**SHORT TASK**. Copy the listing below in full and skip every picture.

**INFORMATION SHOWN**.
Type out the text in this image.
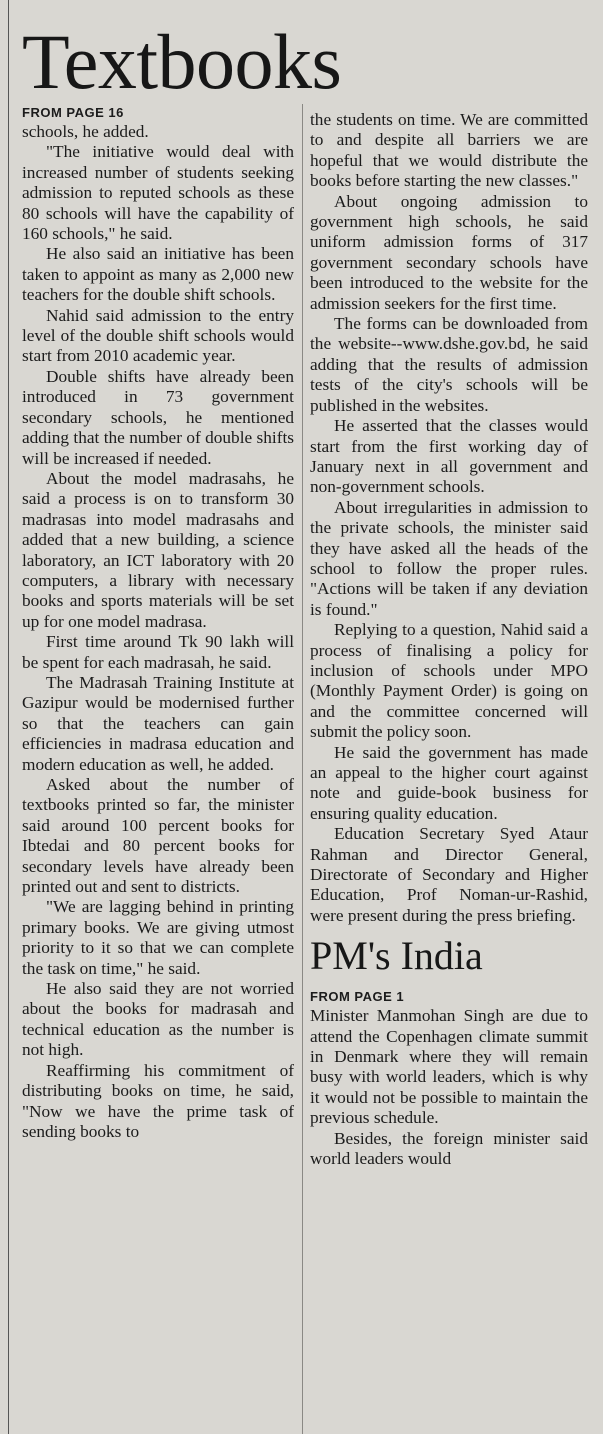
Textbooks
FROM PAGE 16

schools, he added.

"The initiative would deal with increased number of students seeking admission to reputed schools as these 80 schools will have the capability of 160 schools," he said.

He also said an initiative has been taken to appoint as many as 2,000 new teachers for the double shift schools.

Nahid said admission to the entry level of the double shift schools would start from 2010 academic year.

Double shifts have already been introduced in 73 government secondary schools, he mentioned adding that the number of double shifts will be increased if needed.

About the model madrasahs, he said a process is on to transform 30 madrasas into model madrasahs and added that a new building, a science laboratory, an ICT laboratory with 20 computers, a library with necessary books and sports materials will be set up for one model madrasa.

First time around Tk 90 lakh will be spent for each madrasah, he said.

The Madrasah Training Institute at Gazipur would be modernised further so that the teachers can gain efficiencies in madrasa education and modern education as well, he added.

Asked about the number of textbooks printed so far, the minister said around 100 percent books for Ibtedai and 80 percent books for secondary levels have already been printed out and sent to districts.

"We are lagging behind in printing primary books. We are giving utmost priority to it so that we can complete the task on time," he said.

He also said they are not worried about the books for madrasah and technical education as the number is not high.

Reaffirming his commitment of distributing books on time, he said, "Now we have the prime task of sending books to

the students on time. We are committed to and despite all barriers we are hopeful that we would distribute the books before starting the new classes."

About ongoing admission to government high schools, he said uniform admission forms of 317 government secondary schools have been introduced to the website for the admission seekers for the first time.

The forms can be downloaded from the website--www.dshe.gov.bd, he said adding that the results of admission tests of the city's schools will be published in the websites.

He asserted that the classes would start from the first working day of January next in all government and non-government schools.

About irregularities in admission to the private schools, the minister said they have asked all the heads of the school to follow the proper rules. "Actions will be taken if any deviation is found."

Replying to a question, Nahid said a process of finalising a policy for inclusion of schools under MPO (Monthly Payment Order) is going on and the committee concerned will submit the policy soon.

He said the government has made an appeal to the higher court against note and guide-book business for ensuring quality education.

Education Secretary Syed Ataur Rahman and Director General, Directorate of Secondary and Higher Education, Prof Noman-ur-Rashid, were present during the press briefing.

PM's India
FROM PAGE 1

Minister Manmohan Singh are due to attend the Copenhagen climate summit in Denmark where they will remain busy with world leaders, which is why it would not be possible to maintain the previous schedule.

Besides, the foreign minister said world leaders would
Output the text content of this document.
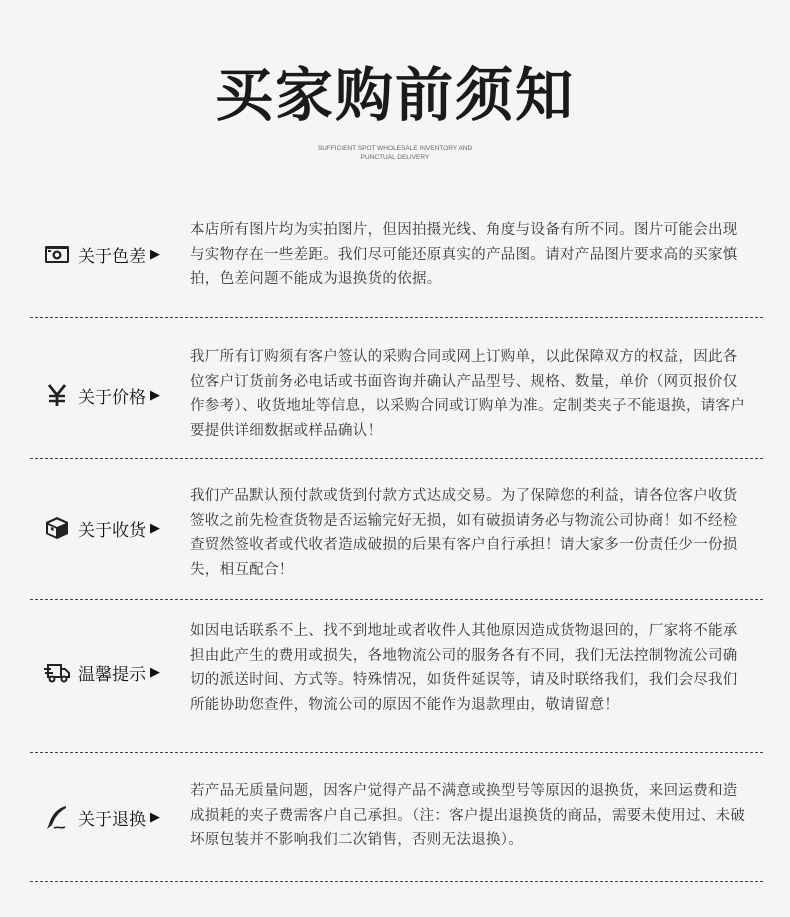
买家购前须知
SUFFICIENT SPOT WHOLESALE INVENTORY AND
PUNCTUAL DELIVERY
关于色差 ▶
本店所有图片均为实拍图片，但因拍摄光线、角度与设备有所不同。图片可能会出现与实物存在一些差距。我们尽可能还原真实的产品图。请对产品图片要求高的买家慎拍，色差问题不能成为退换货的依据。
关于价格 ▶
我厂所有订购须有客户签认的采购合同或网上订购单，以此保障双方的权益，因此各位客户订货前务必电话或书面咨询并确认产品型号、规格、数量，单价（网页报价仅作参考）、收货地址等信息，以采购合同或订购单为准。定制类夹子不能退换，请客户要提供详细数据或样品确认！
关于收货 ▶
我们产品默认预付款或货到付款方式达成交易。为了保障您的利益，请各位客户收货签收之前先检查货物是否运输完好无损，如有破损请务必与物流公司协商！如不经检查贸然签收者或代收者造成破损的后果有客户自行承担！请大家多一份责任少一份损失，相互配合！
温馨提示 ▶
如因电话联系不上、找不到地址或者收件人其他原因造成货物退回的，厂家将不能承担由此产生的费用或损失，各地物流公司的服务各有不同，我们无法控制物流公司确切的派送时间、方式等。特殊情况，如货件延误等，请及时联络我们，我们会尽我们所能协助您查件，物流公司的原因不能作为退款理由，敬请留意！
关于退换 ▶
若产品无质量问题，因客户觉得产品不满意或换型号等原因的退换货，来回运费和造成损耗的夹子费需客户自己承担。（注：客户提出退换货的商品，需要未使用过、未破坏原包装并不影响我们二次销售，否则无法退换）。
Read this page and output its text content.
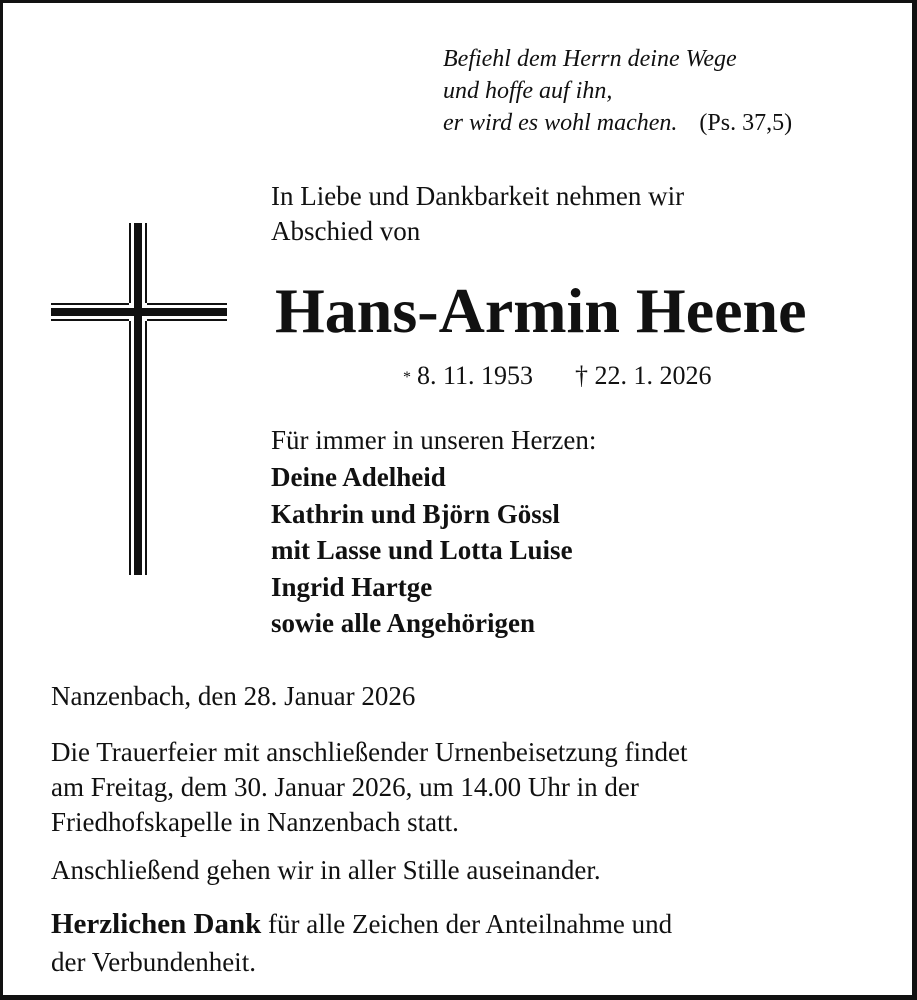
Befiehl dem Herrn deine Wege
und hoffe auf ihn,
er wird es wohl machen. (Ps. 37,5)
In Liebe und Dankbarkeit nehmen wir
Abschied von
Hans-Armin Heene
* 8. 11. 1953 † 22. 1. 2026
Für immer in unseren Herzen:
Deine Adelheid
Kathrin und Björn Gössl
mit Lasse und Lotta Luise
Ingrid Hartge
sowie alle Angehörigen
Nanzenbach, den 28. Januar 2026
Die Trauerfeier mit anschließender Urnenbeisetzung findet
am Freitag, dem 30. Januar 2026, um 14.00 Uhr in der
Friedhofskapelle in Nanzenbach statt.
Anschließend gehen wir in aller Stille auseinander.
Herzlichen Dank für alle Zeichen der Anteilnahme und
der Verbundenheit.
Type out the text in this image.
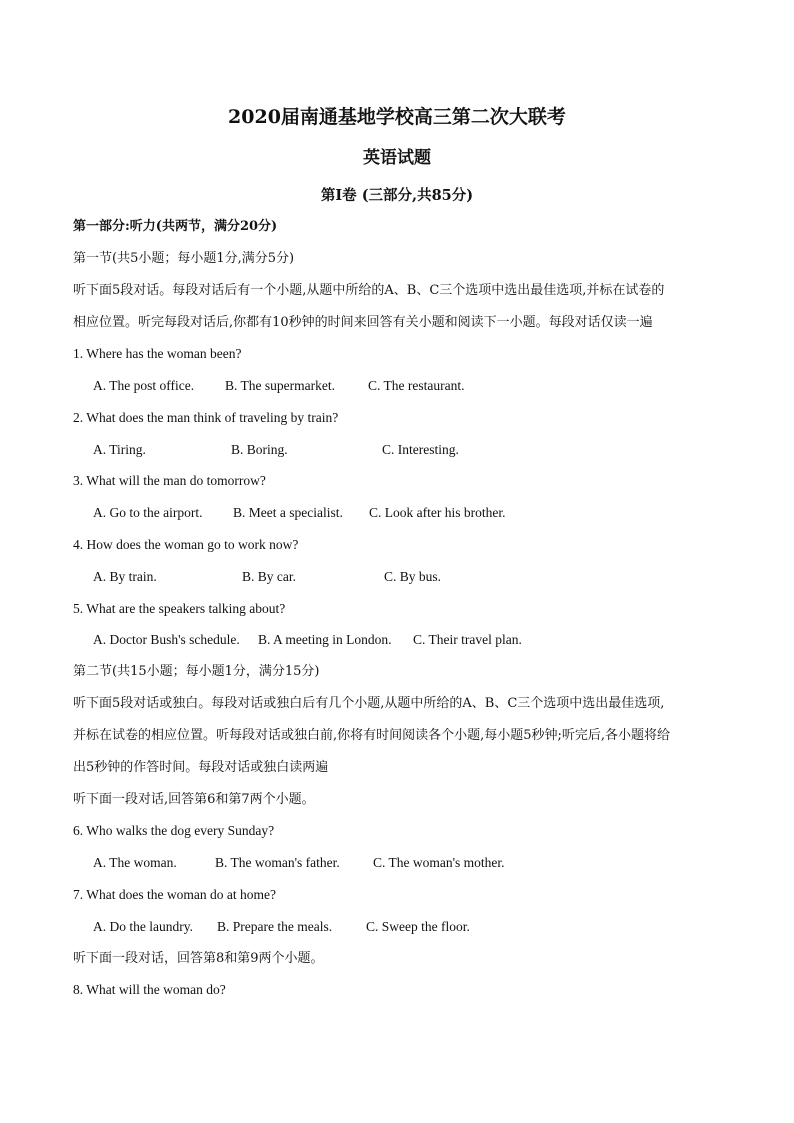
2020届南通基地学校高三第二次大联考
英语试题
第I卷 (三部分,共85分)
第一部分:听力(共两节，满分20分)
第一节(共5小题；每小题1分,满分5分)
听下面5段对话。每段对话后有一个小题,从题中所给的A、B、C三个选项中选出最佳选项,并标在试卷的
相应位置。听完每段对话后,你都有10秒钟的时间来回答有关小题和阅读下一小题。每段对话仅读一遍
1. Where has the woman been?
A. The post office. B. The supermarket. C. The restaurant.
2. What does the man think of traveling by train?
A. Tiring.	B. Boring.	C. Interesting.
3. What will the man do tomorrow?
A. Go to the airport. B. Meet a specialist. C. Look after his brother.
4. How does the woman go to work now?
A. By train.	B. By car.	C. By bus.
5. What are the speakers talking about?
A. Doctor Bush's schedule. B. A meeting in London. C. Their travel plan.
第二节(共15小题；每小题1分，满分15分)
听下面5段对话或独白。每段对话或独白后有几个小题,从题中所给的A、B、C三个选项中选出最佳选项,
并标在试卷的相应位置。听每段对话或独白前,你将有时间阅读各个小题,每小题5秒钟;听完后,各小题将给
出5秒钟的作答时间。每段对话或独白读两遍
听下面一段对话,回答第6和第7两个小题。
6. Who walks the dog every Sunday?
A. The woman.	B. The woman's father. C. The woman's mother.
7. What does the woman do at home?
A. Do the laundry. B. Prepare the meals.	C. Sweep the floor.
听下面一段对话，回答第8和第9两个小题。
8. What will the woman do?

**WRITTEN SOLUTION**.
Type out the text in this image.
Textbooks
FROM PAGE 16

schools, he added.

"The initiative would deal with increased number of students seeking admission to reputed schools as these 80 schools will have the capability of 160 schools," he said.

He also said an initiative has been taken to appoint as many as 2,000 new teachers for the double shift schools.

Nahid said admission to the entry level of the double shift schools would start from 2010 academic year.

Double shifts have already been introduced in 73 government secondary schools, he mentioned adding that the number of double shifts will be increased if needed.

About the model madrasahs, he said a process is on to transform 30 madrasas into model madrasahs and added that a new building, a science laboratory, an ICT laboratory with 20 computers, a library with necessary books and sports materials will be set up for one model madrasa.

First time around Tk 90 lakh will be spent for each madrasah, he said.

The Madrasah Training Institute at Gazipur would be modernised further so that the teachers can gain efficiencies in madrasa education and modern education as well, he added.

Asked about the number of textbooks printed so far, the minister said around 100 percent books for Ibtedai and 80 percent books for secondary levels have already been printed out and sent to districts.

"We are lagging behind in printing primary books. We are giving utmost priority to it so that we can complete the task on time," he said.

He also said they are not worried about the books for madrasah and technical education as the number is not high.

Reaffirming his commitment of distributing books on time, he said, "Now we have the prime task of sending books to

the students on time. We are committed to and despite all barriers we are hopeful that we would distribute the books before starting the new classes."

About ongoing admission to government high schools, he said uniform admission forms of 317 government secondary schools have been introduced to the website for the admission seekers for the first time.

The forms can be downloaded from the website--www.dshe.gov.bd, he said adding that the results of admission tests of the city's schools will be published in the websites.

He asserted that the classes would start from the first working day of January next in all government and non-government schools.

About irregularities in admission to the private schools, the minister said they have asked all the heads of the school to follow the proper rules. "Actions will be taken if any deviation is found."

Replying to a question, Nahid said a process of finalising a policy for inclusion of schools under MPO (Monthly Payment Order) is going on and the committee concerned will submit the policy soon.

He said the government has made an appeal to the higher court against note and guide-book business for ensuring quality education.

Education Secretary Syed Ataur Rahman and Director General, Directorate of Secondary and Higher Education, Prof Noman-ur-Rashid, were present during the press briefing.

PM's India
FROM PAGE 1

Minister Manmohan Singh are due to attend the Copenhagen climate summit in Denmark where they will remain busy with world leaders, which is why it would not be possible to maintain the previous schedule.

Besides, the foreign minister said world leaders would
Output the text content of this document.
买家购前须知
SUFFICIENT SPOT WHOLESALE INVENTORY AND
PUNCTUAL DELIVERY
关于色差 ▶
本店所有图片均为实拍图片，但因拍摄光线、角度与设备有所不同。图片可能会出现与实物存在一些差距。我们尽可能还原真实的产品图。请对产品图片要求高的买家慎拍，色差问题不能成为退换货的依据。
关于价格 ▶
我厂所有订购须有客户签认的采购合同或网上订购单，以此保障双方的权益，因此各位客户订货前务必电话或书面咨询并确认产品型号、规格、数量，单价（网页报价仅作参考）、收货地址等信息，以采购合同或订购单为准。定制类夹子不能退换，请客户要提供详细数据或样品确认！
关于收货 ▶
我们产品默认预付款或货到付款方式达成交易。为了保障您的利益，请各位客户收货签收之前先检查货物是否运输完好无损，如有破损请务必与物流公司协商！如不经检查贸然签收者或代收者造成破损的后果有客户自行承担！请大家多一份责任少一份损失，相互配合！
温馨提示 ▶
如因电话联系不上、找不到地址或者收件人其他原因造成货物退回的，厂家将不能承担由此产生的费用或损失，各地物流公司的服务各有不同，我们无法控制物流公司确切的派送时间、方式等。特殊情况，如货件延误等，请及时联络我们，我们会尽我们所能协助您查件，物流公司的原因不能作为退款理由，敬请留意！
关于退换 ▶
若产品无质量问题，因客户觉得产品不满意或换型号等原因的退换货，来回运费和造成损耗的夹子费需客户自己承担。（注：客户提出退换货的商品，需要未使用过、未破坏原包装并不影响我们二次销售，否则无法退换）。
Read this page and output its text content.
Befiehl dem Herrn deine Wege
und hoffe auf ihn,
er wird es wohl machen. (Ps. 37,5)
In Liebe und Dankbarkeit nehmen wir
Abschied von
Hans-Armin Heene
* 8. 11. 1953 † 22. 1. 2026
Für immer in unseren Herzen:
Deine Adelheid
Kathrin und Björn Gössl
mit Lasse und Lotta Luise
Ingrid Hartge
sowie alle Angehörigen
Nanzenbach, den 28. Januar 2026
Die Trauerfeier mit anschließender Urnenbeisetzung findet
am Freitag, dem 30. Januar 2026, um 14.00 Uhr in der
Friedhofskapelle in Nanzenbach statt.
Anschließend gehen wir in aller Stille auseinander.
Herzlichen Dank für alle Zeichen der Anteilnahme und
der Verbundenheit.
Type out the text in this image.
2020届南通基地学校高三第二次大联考
英语试题
第I卷 (三部分,共85分)
第一部分:听力(共两节，满分20分)
第一节(共5小题；每小题1分,满分5分)
听下面5段对话。每段对话后有一个小题,从题中所给的A、B、C三个选项中选出最佳选项,并标在试卷的
相应位置。听完每段对话后,你都有10秒钟的时间来回答有关小题和阅读下一小题。每段对话仅读一遍
1. Where has the woman been?
A. The post office. B. The supermarket. C. The restaurant.
2. What does the man think of traveling by train?
A. Tiring.	B. Boring.	C. Interesting.
3. What will the man do tomorrow?
A. Go to the airport. B. Meet a specialist. C. Look after his brother.
4. How does the woman go to work now?
A. By train.	B. By car.	C. By bus.
5. What are the speakers talking about?
A. Doctor Bush's schedule. B. A meeting in London. C. Their travel plan.
第二节(共15小题；每小题1分，满分15分)
听下面5段对话或独白。每段对话或独白后有几个小题,从题中所给的A、B、C三个选项中选出最佳选项,
并标在试卷的相应位置。听每段对话或独白前,你将有时间阅读各个小题,每小题5秒钟;听完后,各小题将给
出5秒钟的作答时间。每段对话或独白读两遍
听下面一段对话,回答第6和第7两个小题。
6. Who walks the dog every Sunday?
A. The woman.	B. The woman's father. C. The woman's mother.
7. What does the woman do at home?
A. Do the laundry. B. Prepare the meals.	C. Sweep the floor.
听下面一段对话，回答第8和第9两个小题。
8. What will the woman do?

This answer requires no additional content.